Records for processing ::
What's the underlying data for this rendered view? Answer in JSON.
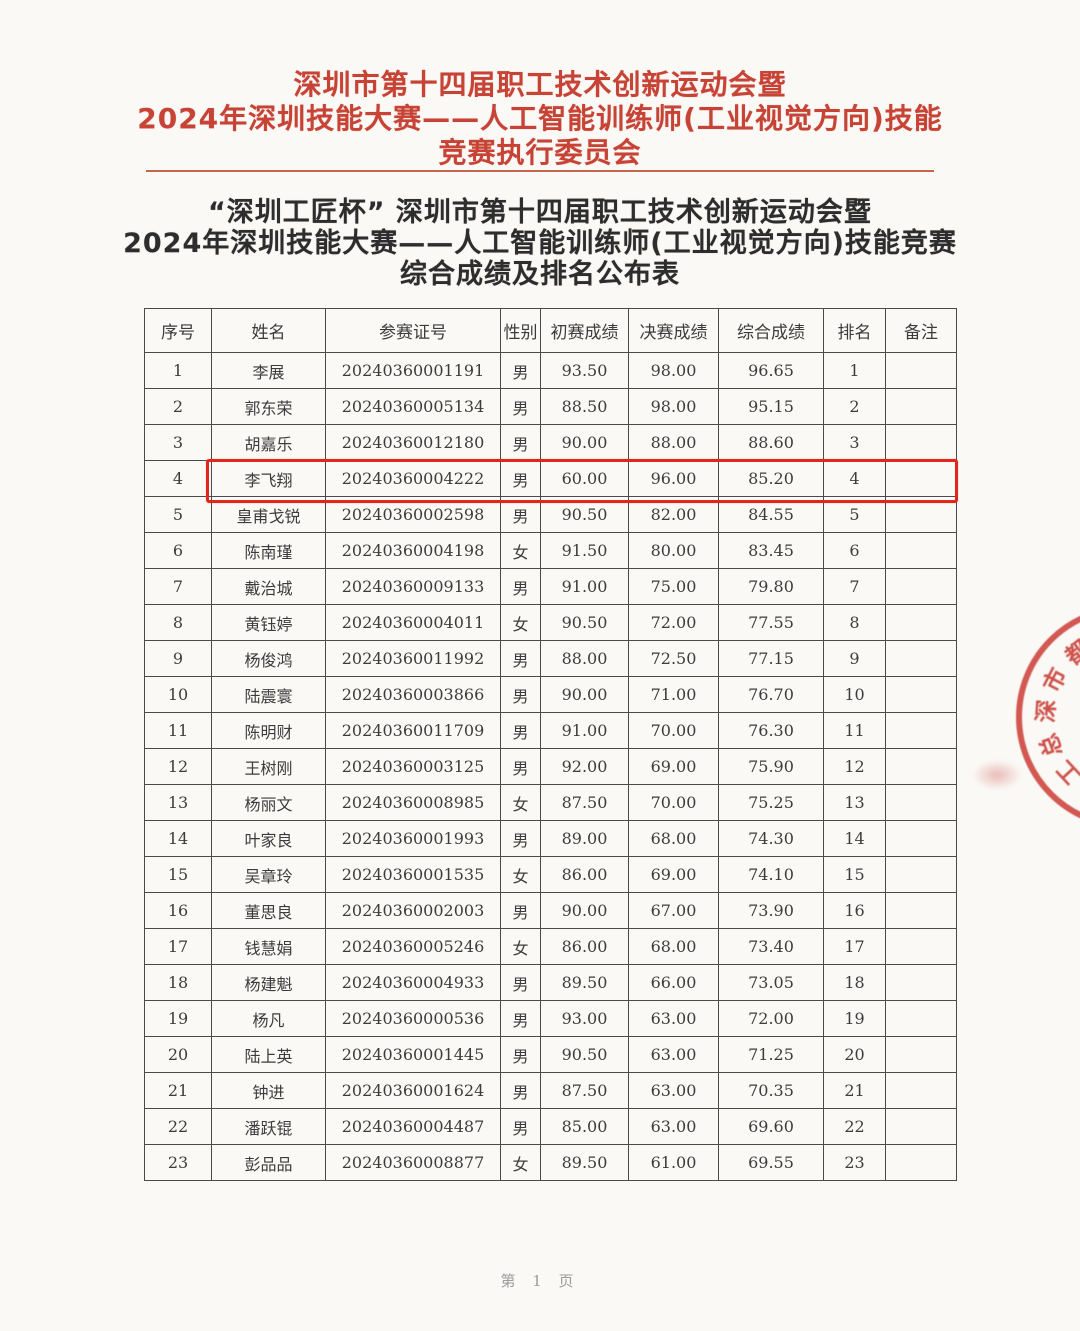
{
  "header": {
    "lines": [
      "深圳市第十四届职工技术创新运动会暨",
      "2024年深圳技能大赛——人工智能训练师(工业视觉方向)技能",
      "竞赛执行委员会"
    ]
  },
  "title": {
    "lines": [
      "“深圳工匠杯” 深圳市第十四届职工技术创新运动会暨",
      "2024年深圳技能大赛——人工智能训练师(工业视觉方向)技能竞赛",
      "综合成绩及排名公布表"
    ]
  },
  "table": {
    "columns": [
      "序号",
      "姓名",
      "参赛证号",
      "性别",
      "初赛成绩",
      "决赛成绩",
      "综合成绩",
      "排名",
      "备注"
    ],
    "rows": [
      [
        "1",
        "李展",
        "20240360001191",
        "男",
        "93.50",
        "98.00",
        "96.65",
        "1",
        ""
      ],
      [
        "2",
        "郭东荣",
        "20240360005134",
        "男",
        "88.50",
        "98.00",
        "95.15",
        "2",
        ""
      ],
      [
        "3",
        "胡嘉乐",
        "20240360012180",
        "男",
        "90.00",
        "88.00",
        "88.60",
        "3",
        ""
      ],
      [
        "4",
        "李飞翔",
        "20240360004222",
        "男",
        "60.00",
        "96.00",
        "85.20",
        "4",
        ""
      ],
      [
        "5",
        "皇甫戈锐",
        "20240360002598",
        "男",
        "90.50",
        "82.00",
        "84.55",
        "5",
        ""
      ],
      [
        "6",
        "陈南瑾",
        "20240360004198",
        "女",
        "91.50",
        "80.00",
        "83.45",
        "6",
        ""
      ],
      [
        "7",
        "戴治城",
        "20240360009133",
        "男",
        "91.00",
        "75.00",
        "79.80",
        "7",
        ""
      ],
      [
        "8",
        "黄钰婷",
        "20240360004011",
        "女",
        "90.50",
        "72.00",
        "77.55",
        "8",
        ""
      ],
      [
        "9",
        "杨俊鸿",
        "20240360011992",
        "男",
        "88.00",
        "72.50",
        "77.15",
        "9",
        ""
      ],
      [
        "10",
        "陆震寰",
        "20240360003866",
        "男",
        "90.00",
        "71.00",
        "76.70",
        "10",
        ""
      ],
      [
        "11",
        "陈明财",
        "20240360011709",
        "男",
        "91.00",
        "70.00",
        "76.30",
        "11",
        ""
      ],
      [
        "12",
        "王树刚",
        "20240360003125",
        "男",
        "92.00",
        "69.00",
        "75.90",
        "12",
        ""
      ],
      [
        "13",
        "杨丽文",
        "20240360008985",
        "女",
        "87.50",
        "70.00",
        "75.25",
        "13",
        ""
      ],
      [
        "14",
        "叶家良",
        "20240360001993",
        "男",
        "89.00",
        "68.00",
        "74.30",
        "14",
        ""
      ],
      [
        "15",
        "吴章玲",
        "20240360001535",
        "女",
        "86.00",
        "69.00",
        "74.10",
        "15",
        ""
      ],
      [
        "16",
        "董思良",
        "20240360002003",
        "男",
        "90.00",
        "67.00",
        "73.90",
        "16",
        ""
      ],
      [
        "17",
        "钱慧娟",
        "20240360005246",
        "女",
        "86.00",
        "68.00",
        "73.40",
        "17",
        ""
      ],
      [
        "18",
        "杨建魁",
        "20240360004933",
        "男",
        "89.50",
        "66.00",
        "73.05",
        "18",
        ""
      ],
      [
        "19",
        "杨凡",
        "20240360000536",
        "男",
        "93.00",
        "63.00",
        "72.00",
        "19",
        ""
      ],
      [
        "20",
        "陆上英",
        "20240360001445",
        "男",
        "90.50",
        "63.00",
        "71.25",
        "20",
        ""
      ],
      [
        "21",
        "钟进",
        "20240360001624",
        "男",
        "87.50",
        "63.00",
        "70.35",
        "21",
        ""
      ],
      [
        "22",
        "潘跃锟",
        "20240360004487",
        "男",
        "85.00",
        "63.00",
        "69.60",
        "22",
        ""
      ],
      [
        "23",
        "彭品品",
        "20240360008877",
        "女",
        "89.50",
        "61.00",
        "69.55",
        "23",
        ""
      ]
    ],
    "highlighted_rank": "4"
  },
  "stamp": {
    "legible_text": "深圳市",
    "arc_chars": [
      "都",
      "市",
      "深",
      "总",
      "工"
    ]
  },
  "footer": {
    "page_label": "第 1 页"
  },
  "colors": {
    "title_red": "#c74335",
    "highlight_red": "#e3261c",
    "stamp_red": "#c8302a",
    "title_black": "#2d2d2d"
  }
}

Given request :: Write every entry out again exactly, dropping the pictures.

Solution to the problem ::
What's the underlying data for this rendered view? Answer in JSON.
{
  "header": {
    "lines": [
      "深圳市第十四届职工技术创新运动会暨",
      "2024年深圳技能大赛——人工智能训练师(工业视觉方向)技能",
      "竞赛执行委员会"
    ]
  },
  "title": {
    "lines": [
      "“深圳工匠杯” 深圳市第十四届职工技术创新运动会暨",
      "2024年深圳技能大赛——人工智能训练师(工业视觉方向)技能竞赛",
      "综合成绩及排名公布表"
    ]
  },
  "table": {
    "columns": [
      "序号",
      "姓名",
      "参赛证号",
      "性别",
      "初赛成绩",
      "决赛成绩",
      "综合成绩",
      "排名",
      "备注"
    ],
    "rows": [
      [
        "1",
        "李展",
        "20240360001191",
        "男",
        "93.50",
        "98.00",
        "96.65",
        "1",
        ""
      ],
      [
        "2",
        "郭东荣",
        "20240360005134",
        "男",
        "88.50",
        "98.00",
        "95.15",
        "2",
        ""
      ],
      [
        "3",
        "胡嘉乐",
        "20240360012180",
        "男",
        "90.00",
        "88.00",
        "88.60",
        "3",
        ""
      ],
      [
        "4",
        "李飞翔",
        "20240360004222",
        "男",
        "60.00",
        "96.00",
        "85.20",
        "4",
        ""
      ],
      [
        "5",
        "皇甫戈锐",
        "20240360002598",
        "男",
        "90.50",
        "82.00",
        "84.55",
        "5",
        ""
      ],
      [
        "6",
        "陈南瑾",
        "20240360004198",
        "女",
        "91.50",
        "80.00",
        "83.45",
        "6",
        ""
      ],
      [
        "7",
        "戴治城",
        "20240360009133",
        "男",
        "91.00",
        "75.00",
        "79.80",
        "7",
        ""
      ],
      [
        "8",
        "黄钰婷",
        "20240360004011",
        "女",
        "90.50",
        "72.00",
        "77.55",
        "8",
        ""
      ],
      [
        "9",
        "杨俊鸿",
        "20240360011992",
        "男",
        "88.00",
        "72.50",
        "77.15",
        "9",
        ""
      ],
      [
        "10",
        "陆震寰",
        "20240360003866",
        "男",
        "90.00",
        "71.00",
        "76.70",
        "10",
        ""
      ],
      [
        "11",
        "陈明财",
        "20240360011709",
        "男",
        "91.00",
        "70.00",
        "76.30",
        "11",
        ""
      ],
      [
        "12",
        "王树刚",
        "20240360003125",
        "男",
        "92.00",
        "69.00",
        "75.90",
        "12",
        ""
      ],
      [
        "13",
        "杨丽文",
        "20240360008985",
        "女",
        "87.50",
        "70.00",
        "75.25",
        "13",
        ""
      ],
      [
        "14",
        "叶家良",
        "20240360001993",
        "男",
        "89.00",
        "68.00",
        "74.30",
        "14",
        ""
      ],
      [
        "15",
        "吴章玲",
        "20240360001535",
        "女",
        "86.00",
        "69.00",
        "74.10",
        "15",
        ""
      ],
      [
        "16",
        "董思良",
        "20240360002003",
        "男",
        "90.00",
        "67.00",
        "73.90",
        "16",
        ""
      ],
      [
        "17",
        "钱慧娟",
        "20240360005246",
        "女",
        "86.00",
        "68.00",
        "73.40",
        "17",
        ""
      ],
      [
        "18",
        "杨建魁",
        "20240360004933",
        "男",
        "89.50",
        "66.00",
        "73.05",
        "18",
        ""
      ],
      [
        "19",
        "杨凡",
        "20240360000536",
        "男",
        "93.00",
        "63.00",
        "72.00",
        "19",
        ""
      ],
      [
        "20",
        "陆上英",
        "20240360001445",
        "男",
        "90.50",
        "63.00",
        "71.25",
        "20",
        ""
      ],
      [
        "21",
        "钟进",
        "20240360001624",
        "男",
        "87.50",
        "63.00",
        "70.35",
        "21",
        ""
      ],
      [
        "22",
        "潘跃锟",
        "20240360004487",
        "男",
        "85.00",
        "63.00",
        "69.60",
        "22",
        ""
      ],
      [
        "23",
        "彭品品",
        "20240360008877",
        "女",
        "89.50",
        "61.00",
        "69.55",
        "23",
        ""
      ]
    ],
    "highlighted_rank": "4"
  },
  "stamp": {
    "legible_text": "深圳市",
    "arc_chars": [
      "都",
      "市",
      "深",
      "总",
      "工"
    ]
  },
  "footer": {
    "page_label": "第 1 页"
  },
  "colors": {
    "title_red": "#c74335",
    "highlight_red": "#e3261c",
    "stamp_red": "#c8302a",
    "title_black": "#2d2d2d"
  }
}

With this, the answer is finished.